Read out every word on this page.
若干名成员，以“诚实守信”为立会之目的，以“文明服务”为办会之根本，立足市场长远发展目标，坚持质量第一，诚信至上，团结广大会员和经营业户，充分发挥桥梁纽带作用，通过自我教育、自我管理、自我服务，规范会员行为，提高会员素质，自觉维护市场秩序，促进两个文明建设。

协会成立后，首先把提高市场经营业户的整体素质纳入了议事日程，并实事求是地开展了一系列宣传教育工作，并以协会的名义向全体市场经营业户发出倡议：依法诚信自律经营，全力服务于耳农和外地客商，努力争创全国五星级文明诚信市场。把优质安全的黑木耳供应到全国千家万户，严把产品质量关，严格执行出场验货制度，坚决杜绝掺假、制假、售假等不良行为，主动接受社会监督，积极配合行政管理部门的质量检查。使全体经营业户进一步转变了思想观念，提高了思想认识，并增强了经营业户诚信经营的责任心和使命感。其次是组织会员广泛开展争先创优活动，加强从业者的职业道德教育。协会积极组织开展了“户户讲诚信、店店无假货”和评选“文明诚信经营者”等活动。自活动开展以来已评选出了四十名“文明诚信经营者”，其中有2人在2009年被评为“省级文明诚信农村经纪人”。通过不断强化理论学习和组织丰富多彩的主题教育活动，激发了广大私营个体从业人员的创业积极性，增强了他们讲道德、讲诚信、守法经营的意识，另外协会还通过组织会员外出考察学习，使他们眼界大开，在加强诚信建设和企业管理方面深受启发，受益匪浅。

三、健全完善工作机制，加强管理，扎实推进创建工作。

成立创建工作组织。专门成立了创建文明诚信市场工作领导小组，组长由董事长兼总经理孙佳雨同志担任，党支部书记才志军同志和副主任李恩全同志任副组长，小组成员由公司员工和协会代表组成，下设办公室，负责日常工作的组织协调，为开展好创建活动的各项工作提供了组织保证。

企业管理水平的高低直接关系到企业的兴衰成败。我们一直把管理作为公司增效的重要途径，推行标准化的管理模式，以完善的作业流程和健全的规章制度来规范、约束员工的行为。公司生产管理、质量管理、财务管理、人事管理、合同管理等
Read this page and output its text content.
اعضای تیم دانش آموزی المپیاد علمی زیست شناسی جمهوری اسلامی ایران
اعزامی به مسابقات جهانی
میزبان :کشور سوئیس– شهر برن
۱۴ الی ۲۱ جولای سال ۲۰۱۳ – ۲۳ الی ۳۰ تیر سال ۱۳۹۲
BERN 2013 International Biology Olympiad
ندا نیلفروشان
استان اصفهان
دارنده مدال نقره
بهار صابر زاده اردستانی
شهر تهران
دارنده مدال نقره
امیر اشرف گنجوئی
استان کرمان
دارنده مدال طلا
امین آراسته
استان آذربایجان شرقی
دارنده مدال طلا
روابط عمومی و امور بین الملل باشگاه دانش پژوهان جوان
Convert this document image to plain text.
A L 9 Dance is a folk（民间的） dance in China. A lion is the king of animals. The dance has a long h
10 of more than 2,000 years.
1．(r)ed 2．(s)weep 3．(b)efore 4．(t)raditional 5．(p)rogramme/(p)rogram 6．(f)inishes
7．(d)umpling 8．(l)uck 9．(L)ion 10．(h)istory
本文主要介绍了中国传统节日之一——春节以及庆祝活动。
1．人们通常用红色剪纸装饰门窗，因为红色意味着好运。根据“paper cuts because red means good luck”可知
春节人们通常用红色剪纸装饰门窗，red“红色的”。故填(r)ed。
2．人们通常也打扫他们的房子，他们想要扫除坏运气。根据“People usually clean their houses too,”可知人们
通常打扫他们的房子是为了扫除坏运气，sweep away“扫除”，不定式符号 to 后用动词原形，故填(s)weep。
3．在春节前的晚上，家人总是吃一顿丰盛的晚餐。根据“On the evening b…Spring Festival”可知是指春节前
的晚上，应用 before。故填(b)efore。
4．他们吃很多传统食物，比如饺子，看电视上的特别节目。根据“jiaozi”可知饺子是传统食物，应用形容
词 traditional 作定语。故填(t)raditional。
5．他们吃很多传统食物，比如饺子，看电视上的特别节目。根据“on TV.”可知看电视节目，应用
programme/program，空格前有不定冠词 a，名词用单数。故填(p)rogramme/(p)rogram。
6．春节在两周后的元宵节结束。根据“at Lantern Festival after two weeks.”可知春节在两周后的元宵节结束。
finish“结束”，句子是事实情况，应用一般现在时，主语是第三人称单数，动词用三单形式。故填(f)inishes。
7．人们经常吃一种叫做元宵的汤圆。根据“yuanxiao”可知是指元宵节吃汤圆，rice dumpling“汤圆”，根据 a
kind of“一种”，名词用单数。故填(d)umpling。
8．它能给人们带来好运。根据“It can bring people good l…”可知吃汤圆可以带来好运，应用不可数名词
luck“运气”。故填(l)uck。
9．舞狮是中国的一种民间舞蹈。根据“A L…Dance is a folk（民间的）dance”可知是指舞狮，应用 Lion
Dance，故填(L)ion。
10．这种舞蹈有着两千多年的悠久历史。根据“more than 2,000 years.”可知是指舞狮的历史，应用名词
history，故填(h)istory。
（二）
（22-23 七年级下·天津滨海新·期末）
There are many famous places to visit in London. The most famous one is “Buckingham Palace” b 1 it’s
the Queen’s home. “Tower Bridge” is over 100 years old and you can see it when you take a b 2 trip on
● ● ● ●
> [WHAT IS NEEDED]:
Please reproduce the entire listing, exactly as shown.

> [OUTPUT OF THE EXERCISE]:
Read out every word on this page.
若干名成员，以“诚实守信”为立会之目的，以“文明服务”为办会之根本，立足市场长远发展目标，坚持质量第一，诚信至上，团结广大会员和经营业户，充分发挥桥梁纽带作用，通过自我教育、自我管理、自我服务，规范会员行为，提高会员素质，自觉维护市场秩序，促进两个文明建设。

协会成立后，首先把提高市场经营业户的整体素质纳入了议事日程，并实事求是地开展了一系列宣传教育工作，并以协会的名义向全体市场经营业户发出倡议：依法诚信自律经营，全力服务于耳农和外地客商，努力争创全国五星级文明诚信市场。把优质安全的黑木耳供应到全国千家万户，严把产品质量关，严格执行出场验货制度，坚决杜绝掺假、制假、售假等不良行为，主动接受社会监督，积极配合行政管理部门的质量检查。使全体经营业户进一步转变了思想观念，提高了思想认识，并增强了经营业户诚信经营的责任心和使命感。其次是组织会员广泛开展争先创优活动，加强从业者的职业道德教育。协会积极组织开展了“户户讲诚信、店店无假货”和评选“文明诚信经营者”等活动。自活动开展以来已评选出了四十名“文明诚信经营者”，其中有2人在2009年被评为“省级文明诚信农村经纪人”。通过不断强化理论学习和组织丰富多彩的主题教育活动，激发了广大私营个体从业人员的创业积极性，增强了他们讲道德、讲诚信、守法经营的意识，另外协会还通过组织会员外出考察学习，使他们眼界大开，在加强诚信建设和企业管理方面深受启发，受益匪浅。

三、健全完善工作机制，加强管理，扎实推进创建工作。

成立创建工作组织。专门成立了创建文明诚信市场工作领导小组，组长由董事长兼总经理孙佳雨同志担任，党支部书记才志军同志和副主任李恩全同志任副组长，小组成员由公司员工和协会代表组成，下设办公室，负责日常工作的组织协调，为开展好创建活动的各项工作提供了组织保证。

企业管理水平的高低直接关系到企业的兴衰成败。我们一直把管理作为公司增效的重要途径，推行标准化的管理模式，以完善的作业流程和健全的规章制度来规范、约束员工的行为。公司生产管理、质量管理、财务管理、人事管理、合同管理等
Read this page and output its text content.
اعضای تیم دانش آموزی المپیاد علمی زیست شناسی جمهوری اسلامی ایران
اعزامی به مسابقات جهانی
میزبان :کشور سوئیس– شهر برن
۱۴ الی ۲۱ جولای سال ۲۰۱۳ – ۲۳ الی ۳۰ تیر سال ۱۳۹۲
BERN 2013 International Biology Olympiad
ندا نیلفروشان
استان اصفهان
دارنده مدال نقره
بهار صابر زاده اردستانی
شهر تهران
دارنده مدال نقره
امیر اشرف گنجوئی
استان کرمان
دارنده مدال طلا
امین آراسته
استان آذربایجان شرقی
دارنده مدال طلا
روابط عمومی و امور بین الملل باشگاه دانش پژوهان جوان
Convert this document image to plain text.
A L 9 Dance is a folk（民间的） dance in China. A lion is the king of animals. The dance has a long h
10 of more than 2,000 years.
1．(r)ed 2．(s)weep 3．(b)efore 4．(t)raditional 5．(p)rogramme/(p)rogram 6．(f)inishes
7．(d)umpling 8．(l)uck 9．(L)ion 10．(h)istory
本文主要介绍了中国传统节日之一——春节以及庆祝活动。
1．人们通常用红色剪纸装饰门窗，因为红色意味着好运。根据“paper cuts because red means good luck”可知
春节人们通常用红色剪纸装饰门窗，red“红色的”。故填(r)ed。
2．人们通常也打扫他们的房子，他们想要扫除坏运气。根据“People usually clean their houses too,”可知人们
通常打扫他们的房子是为了扫除坏运气，sweep away“扫除”，不定式符号 to 后用动词原形，故填(s)weep。
3．在春节前的晚上，家人总是吃一顿丰盛的晚餐。根据“On the evening b…Spring Festival”可知是指春节前
的晚上，应用 before。故填(b)efore。
4．他们吃很多传统食物，比如饺子，看电视上的特别节目。根据“jiaozi”可知饺子是传统食物，应用形容
词 traditional 作定语。故填(t)raditional。
5．他们吃很多传统食物，比如饺子，看电视上的特别节目。根据“on TV.”可知看电视节目，应用
programme/program，空格前有不定冠词 a，名词用单数。故填(p)rogramme/(p)rogram。
6．春节在两周后的元宵节结束。根据“at Lantern Festival after two weeks.”可知春节在两周后的元宵节结束。
finish“结束”，句子是事实情况，应用一般现在时，主语是第三人称单数，动词用三单形式。故填(f)inishes。
7．人们经常吃一种叫做元宵的汤圆。根据“yuanxiao”可知是指元宵节吃汤圆，rice dumpling“汤圆”，根据 a
kind of“一种”，名词用单数。故填(d)umpling。
8．它能给人们带来好运。根据“It can bring people good l…”可知吃汤圆可以带来好运，应用不可数名词
luck“运气”。故填(l)uck。
9．舞狮是中国的一种民间舞蹈。根据“A L…Dance is a folk（民间的）dance”可知是指舞狮，应用 Lion
Dance，故填(L)ion。
10．这种舞蹈有着两千多年的悠久历史。根据“more than 2,000 years.”可知是指舞狮的历史，应用名词
history，故填(h)istory。
（二）
（22-23 七年级下·天津滨海新·期末）
There are many famous places to visit in London. The most famous one is “Buckingham Palace” b 1 it’s
the Queen’s home. “Tower Bridge” is over 100 years old and you can see it when you take a b 2 trip on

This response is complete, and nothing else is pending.